• **Task requirements**
Using the material below, copy every line where "heading" appears.

(Excerpt from a dataset)
§ §
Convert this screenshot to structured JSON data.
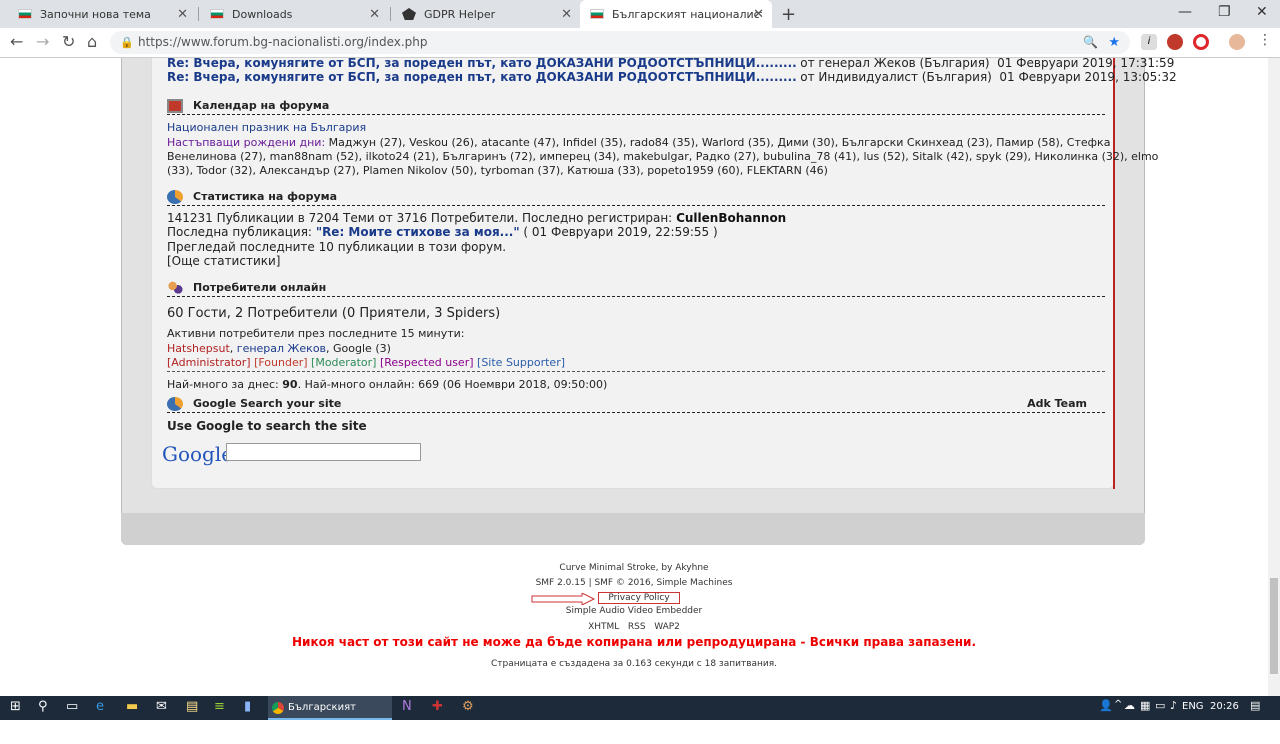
{
  "browser": {
    "tabs": [
      {
        "title": "Започни нова тема",
        "icon": "bulgarian-flag"
      },
      {
        "title": "Downloads",
        "icon": "bulgarian-flag"
      },
      {
        "title": "GDPR Helper",
        "icon": "gdpr-icon"
      },
      {
        "title": "Българският националистическ",
        "icon": "bulgarian-flag"
      }
    ],
    "url": "https://www.forum.bg-nacionalisti.org/index.php"
  },
  "recent_posts": [
    {
      "title": "Re: Вчера, комунягите от БСП, за пореден път, като ДОКАЗАНИ РОДООТСТЪПНИЦИ.........",
      "author": "от генерал Жеков (България)",
      "date": "01 Февруари 2019, 17:31:59"
    },
    {
      "title": "Re: Вчера, комунягите от БСП, за пореден път, като ДОКАЗАНИ РОДООТСТЪПНИЦИ.........",
      "author": "от Индивидуалист (България)",
      "date": "01 Февруари 2019, 13:05:32"
    }
  ],
  "calendar": {
    "heading": "Календар на форума",
    "holiday": "Национален празник на България",
    "birthdays_label": "Настъпващи рождени дни:",
    "birthdays_line1": "Маджун (27), Veskou (26), atacante (47), Infidel (35), rado84 (35), Warlord (35), Дими (30), Български Скинхеад (23), Памир (58), Стефка",
    "birthdays_line2": "Венелинова (27), man88nam (52), ilkoto24 (21), Българинъ (72), имперец (34), makebulgar, Радко (27), bubulina_78 (41), lus (52), Sitalk (42), spyk (29), Николинка (32), elmo",
    "birthdays_line3": "(33), Todor (32), Александър (27), Plamen Nikolov (50), tyrboman (37), Катюша (33), popeto1959 (60), FLEKTARN (46)"
  },
  "stats": {
    "heading": "Статистика на форума",
    "line1_prefix": "141231 Публикации в 7204 Теми от 3716 Потребители. Последно регистриран:",
    "latest_member": "CullenBohannon",
    "line2_prefix": "Последна публикация:",
    "last_post_title": "\"Re: Моите стихове за моя...\"",
    "last_post_date": "( 01 Февруари 2019, 22:59:55 )",
    "line3": "Прегледай последните 10 публикации в този форум.",
    "more": "[Още статистики]"
  },
  "online": {
    "heading": "Потребители онлайн",
    "summary": "60 Гости, 2 Потребители (0 Приятели, 3 Spiders)",
    "active_label": "Активни потребители през последните 15 минути:",
    "user1": "Hatshepsut",
    "user2": "генерал Жеков",
    "user3": "Google (3)",
    "groups": [
      "[Administrator]",
      "[Founder]",
      "[Moderator]",
      "[Respected user]",
      "[Site Supporter]"
    ],
    "most_today_prefix": "Най-много за днес:",
    "most_today_value": "90",
    "most_online": ". Най-много онлайн: 669 (06 Ноември 2018, 09:50:00)"
  },
  "google": {
    "heading": "Google Search your site",
    "team": "Adk Team",
    "subtitle": "Use Google to search the site",
    "logo": "Google"
  },
  "footer": {
    "theme": "Curve Minimal Stroke, by Akyhne",
    "smf": "SMF 2.0.15 | SMF © 2016, Simple Machines",
    "privacy": "Privacy Policy",
    "embedder": "Simple Audio Video Embedder",
    "links": [
      "XHTML",
      "RSS",
      "WAP2"
    ],
    "copyright": "Никоя част от този сайт не може да бъде копирана или репродуцирана - Всички права запазени.",
    "generated": "Страницата е създадена за 0.163 секунди с 18 запитвания."
  },
  "taskbar": {
    "app_title": "Българският национ...",
    "lang": "ENG",
    "time": "20:26"
  }
}
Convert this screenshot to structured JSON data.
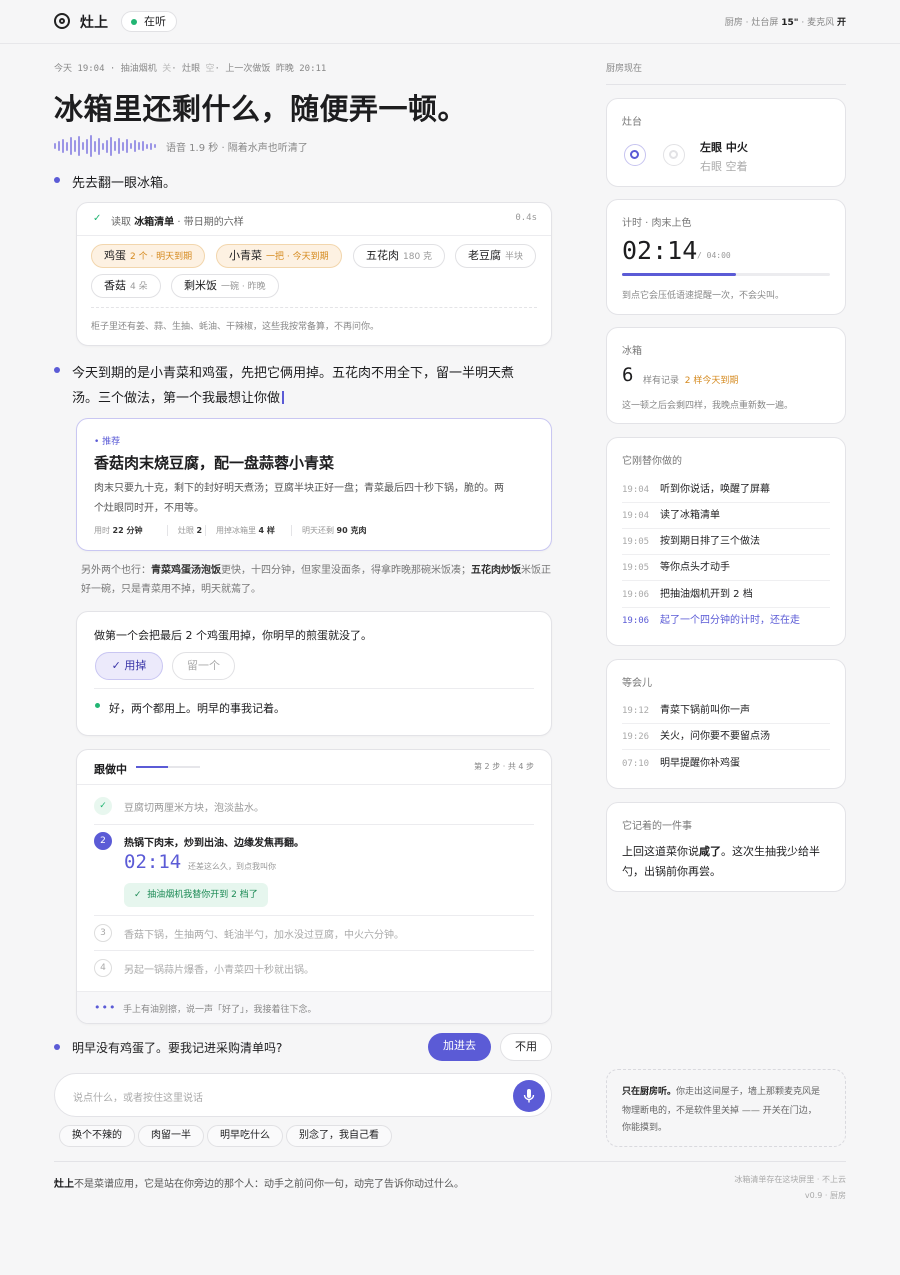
{
  "header": {
    "app_name": "灶上",
    "status": "在听",
    "stat_label": "厨房",
    "stat_screen_label": "灶台屏",
    "stat_screen_value": "15\"",
    "stat_mic_label": "麦克风",
    "stat_mic_value": "开"
  },
  "meta": {
    "time": "今天 19:04",
    "hood": "抽油烟机",
    "hood_state": "关",
    "stove": "灶眼",
    "stove_state": "空",
    "last_label": "上一次做饭",
    "last_value": "昨晚 20:11"
  },
  "title": "冰箱里还剩什么，随便弄一顿。",
  "voice": {
    "caption": "语音 1.9 秒 · 隔着水声也听清了"
  },
  "msg1": "先去翻一眼冰箱。",
  "fridge_card": {
    "prefix": "读取",
    "name": "冰箱清单",
    "desc": "带日期的六样",
    "duration": "0.4s",
    "items": [
      {
        "name": "鸡蛋",
        "sub": "2 个 · 明天到期"
      },
      {
        "name": "小青菜",
        "sub": "一把 · 今天到期"
      },
      {
        "name": "五花肉",
        "sub": "180 克"
      },
      {
        "name": "老豆腐",
        "sub": "半块"
      },
      {
        "name": "香菇",
        "sub": "4 朵"
      },
      {
        "name": "剩米饭",
        "sub": "一碗 · 昨晚"
      }
    ],
    "note": "柜子里还有姜、蒜、生抽、蚝油、干辣椒，这些我按常备算，不再问你。"
  },
  "msg2_line1": "今天到期的是小青菜和鸡蛋，先把它俩用掉。五花肉不用全下，留一半明天煮",
  "msg2_line2": "汤。三个做法，第一个我最想让你做",
  "recommend": {
    "tag": "推荐",
    "title": "香菇肉末烧豆腐，配一盘蒜蓉小青菜",
    "desc1": "肉末只要九十克，剩下的封好明天煮汤；豆腐半块正好一盘；青菜最后四十秒下锅，脆的。两",
    "desc2": "个灶眼同时开，不用等。",
    "stats": [
      {
        "label": "用时",
        "value": "22 分钟"
      },
      {
        "label": "灶眼",
        "value": "2"
      },
      {
        "label": "用掉冰箱里",
        "value": "4 样"
      },
      {
        "label": "明天还剩",
        "value": "90 克肉"
      }
    ]
  },
  "alt": {
    "prefix": "另外两个也行：",
    "dish1": "青菜鸡蛋汤泡饭",
    "text1": "更快，十四分钟，但家里没面条，得拿昨晚那碗米饭凑；",
    "dish2": "五花肉炒饭",
    "text2": "米饭正好一碗，只是青菜用不掉，明天就蔫了。"
  },
  "question": {
    "text": "做第一个会把最后 2 个鸡蛋用掉，你明早的煎蛋就没了。",
    "yes": "用掉",
    "no": "留一个",
    "answer": "好，两个都用上。明早的事我记着。"
  },
  "cooking": {
    "title": "跟做中",
    "progress_label": "第 2 步 · 共 4 步",
    "progress": 0.5,
    "steps": [
      {
        "n": "✓",
        "text": "豆腐切两厘米方块，泡淡盐水。"
      },
      {
        "n": "2",
        "text": "热锅下肉末，炒到出油、边缘发焦再翻。",
        "timer": "02:14",
        "timer_note": "还差这么久，到点我叫你",
        "action": "抽油烟机我替你开到 2 档了"
      },
      {
        "n": "3",
        "text": "香菇下锅，生抽两勺、蚝油半勺，加水没过豆腐，中火六分钟。"
      },
      {
        "n": "4",
        "text": "另起一锅蒜片爆香，小青菜四十秒就出锅。"
      }
    ],
    "footer": "手上有油别擦，说一声「好了」，我接着往下念。"
  },
  "msg3": {
    "text": "明早没有鸡蛋了。要我记进采购清单吗?",
    "add": "加进去",
    "no": "不用"
  },
  "input": {
    "placeholder": "说点什么，或者按住这里说话"
  },
  "suggestions": [
    "换个不辣的",
    "肉留一半",
    "明早吃什么",
    "别念了，我自己看"
  ],
  "footer": {
    "brand": "灶上",
    "text": "不是菜谱应用，它是站在你旁边的那个人：动手之前问你一句，动完了告诉你动过什么。",
    "right1": "冰箱清单存在这块屏里 · 不上云",
    "right2": "v0.9 · 厨房"
  },
  "side": {
    "title": "厨房现在",
    "stove": {
      "title": "灶台",
      "left": "左眼 中火",
      "right": "右眼 空着"
    },
    "timer": {
      "title": "计时 · 肉末上色",
      "value": "02:14",
      "total": "/ 04:00",
      "progress": 0.55,
      "note": "到点它会压低语速提醒一次，不会尖叫。"
    },
    "fridge": {
      "title": "冰箱",
      "count": "6",
      "count_label": "样有记录",
      "expiring": "2 样今天到期",
      "note": "这一顿之后会剩四样，我晚点重新数一遍。"
    },
    "done": {
      "title": "它刚替你做的",
      "items": [
        {
          "t": "19:04",
          "text": "听到你说话，唤醒了屏幕"
        },
        {
          "t": "19:04",
          "text": "读了冰箱清单"
        },
        {
          "t": "19:05",
          "text": "按到期日排了三个做法"
        },
        {
          "t": "19:05",
          "text": "等你点头才动手"
        },
        {
          "t": "19:06",
          "text": "把抽油烟机开到 2 档"
        },
        {
          "t": "19:06",
          "text": "起了一个四分钟的计时，还在走"
        }
      ]
    },
    "later": {
      "title": "等会儿",
      "items": [
        {
          "t": "19:12",
          "text": "青菜下锅前叫你一声"
        },
        {
          "t": "19:26",
          "text": "关火，问你要不要留点汤"
        },
        {
          "t": "07:10",
          "text": "明早提醒你补鸡蛋"
        }
      ]
    },
    "memory": {
      "title": "它记着的一件事",
      "line1_pre": "上回这道菜你说",
      "line1_bold": "咸了",
      "line1_post": "。这次生抽我少给半",
      "line2": "勺，出锅前你再尝。"
    },
    "privacy": {
      "bold": "只在厨房听。",
      "line1": "你走出这间屋子，墙上那颗麦克风是",
      "line2": "物理断电的，不是软件里关掉 —— 开关在门边，",
      "line3": "你能摸到。"
    }
  }
}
§ §
• **Full solution**
    "heading": "Календар на форума",
    "heading": "Статистика на форума",
    "heading": "Потребители онлайн",
    "heading": "Google Search your site",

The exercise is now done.